══ Entries ══
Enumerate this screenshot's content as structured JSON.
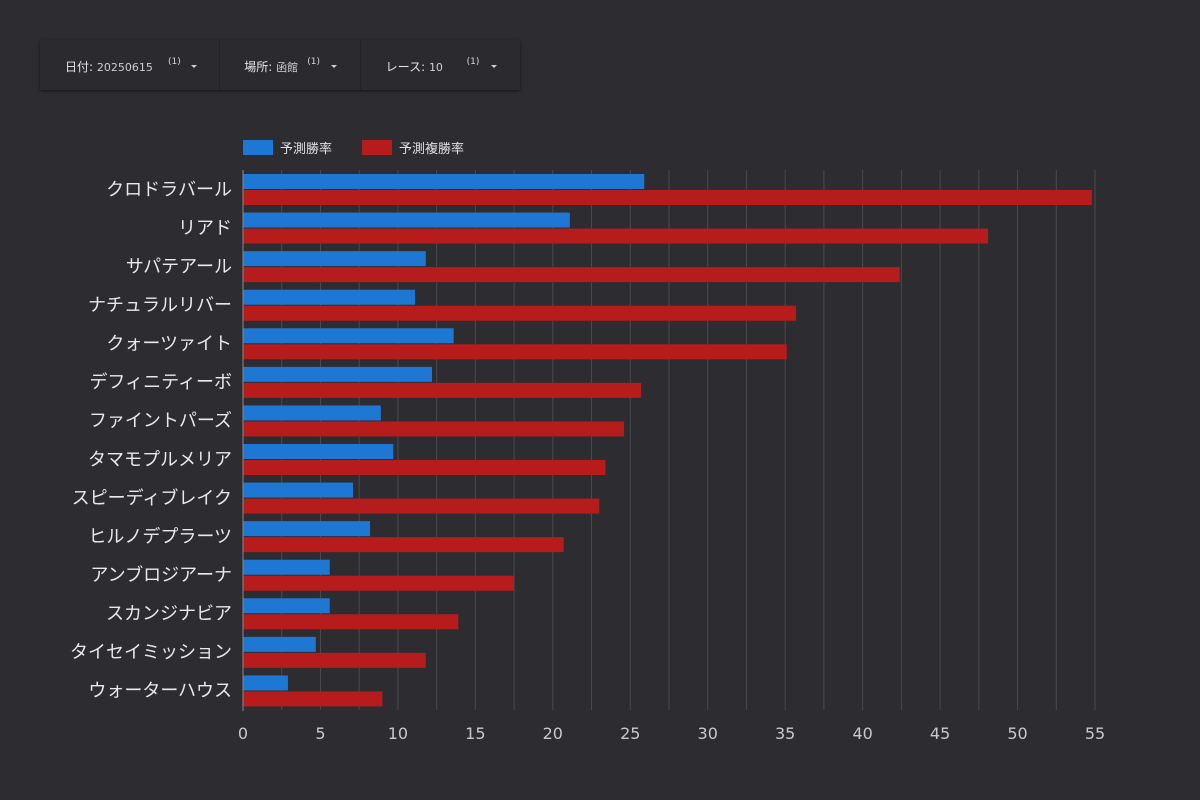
{
  "filters": [
    {
      "label": "日付",
      "value": "20250615",
      "count": "(1)"
    },
    {
      "label": "場所",
      "value": "函館",
      "count": "(1)"
    },
    {
      "label": "レース",
      "value": "10",
      "count": "(1)"
    }
  ],
  "colors": {
    "win": "#1f77d4",
    "place": "#b71c1c",
    "grid": "#4a4a4f",
    "axis": "#8a8a8f"
  },
  "chart_data": {
    "type": "bar",
    "orientation": "horizontal",
    "legend_position": "top-left",
    "grid": true,
    "xlim": [
      0,
      55
    ],
    "xticks": [
      0,
      5,
      10,
      15,
      20,
      25,
      30,
      35,
      40,
      45,
      50,
      55
    ],
    "categories": [
      "クロドラバール",
      "リアド",
      "サパテアール",
      "ナチュラルリバー",
      "クォーツァイト",
      "デフィニティーボ",
      "ファイントパーズ",
      "タマモプルメリア",
      "スピーディブレイク",
      "ヒルノデプラーツ",
      "アンブロジアーナ",
      "スカンジナビア",
      "タイセイミッション",
      "ウォーターハウス"
    ],
    "series": [
      {
        "name": "予測勝率",
        "values": [
          25.9,
          21.1,
          11.8,
          11.1,
          13.6,
          12.2,
          8.9,
          9.7,
          7.1,
          8.2,
          5.6,
          5.6,
          4.7,
          2.9
        ]
      },
      {
        "name": "予測複勝率",
        "values": [
          54.8,
          48.1,
          42.4,
          35.7,
          35.1,
          25.7,
          24.6,
          23.4,
          23.0,
          20.7,
          17.5,
          13.9,
          11.8,
          9.0
        ]
      }
    ]
  }
}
═══
Request
Output all the records, word for word, with no pictures in the copy.

Solution for this exercise
Enumerate this screenshot's content as structured JSON.
{
  "filters": [
    {
      "label": "日付",
      "value": "20250615",
      "count": "(1)"
    },
    {
      "label": "場所",
      "value": "函館",
      "count": "(1)"
    },
    {
      "label": "レース",
      "value": "10",
      "count": "(1)"
    }
  ],
  "colors": {
    "win": "#1f77d4",
    "place": "#b71c1c",
    "grid": "#4a4a4f",
    "axis": "#8a8a8f"
  },
  "chart_data": {
    "type": "bar",
    "orientation": "horizontal",
    "legend_position": "top-left",
    "grid": true,
    "xlim": [
      0,
      55
    ],
    "xticks": [
      0,
      5,
      10,
      15,
      20,
      25,
      30,
      35,
      40,
      45,
      50,
      55
    ],
    "categories": [
      "クロドラバール",
      "リアド",
      "サパテアール",
      "ナチュラルリバー",
      "クォーツァイト",
      "デフィニティーボ",
      "ファイントパーズ",
      "タマモプルメリア",
      "スピーディブレイク",
      "ヒルノデプラーツ",
      "アンブロジアーナ",
      "スカンジナビア",
      "タイセイミッション",
      "ウォーターハウス"
    ],
    "series": [
      {
        "name": "予測勝率",
        "values": [
          25.9,
          21.1,
          11.8,
          11.1,
          13.6,
          12.2,
          8.9,
          9.7,
          7.1,
          8.2,
          5.6,
          5.6,
          4.7,
          2.9
        ]
      },
      {
        "name": "予測複勝率",
        "values": [
          54.8,
          48.1,
          42.4,
          35.7,
          35.1,
          25.7,
          24.6,
          23.4,
          23.0,
          20.7,
          17.5,
          13.9,
          11.8,
          9.0
        ]
      }
    ]
  }
}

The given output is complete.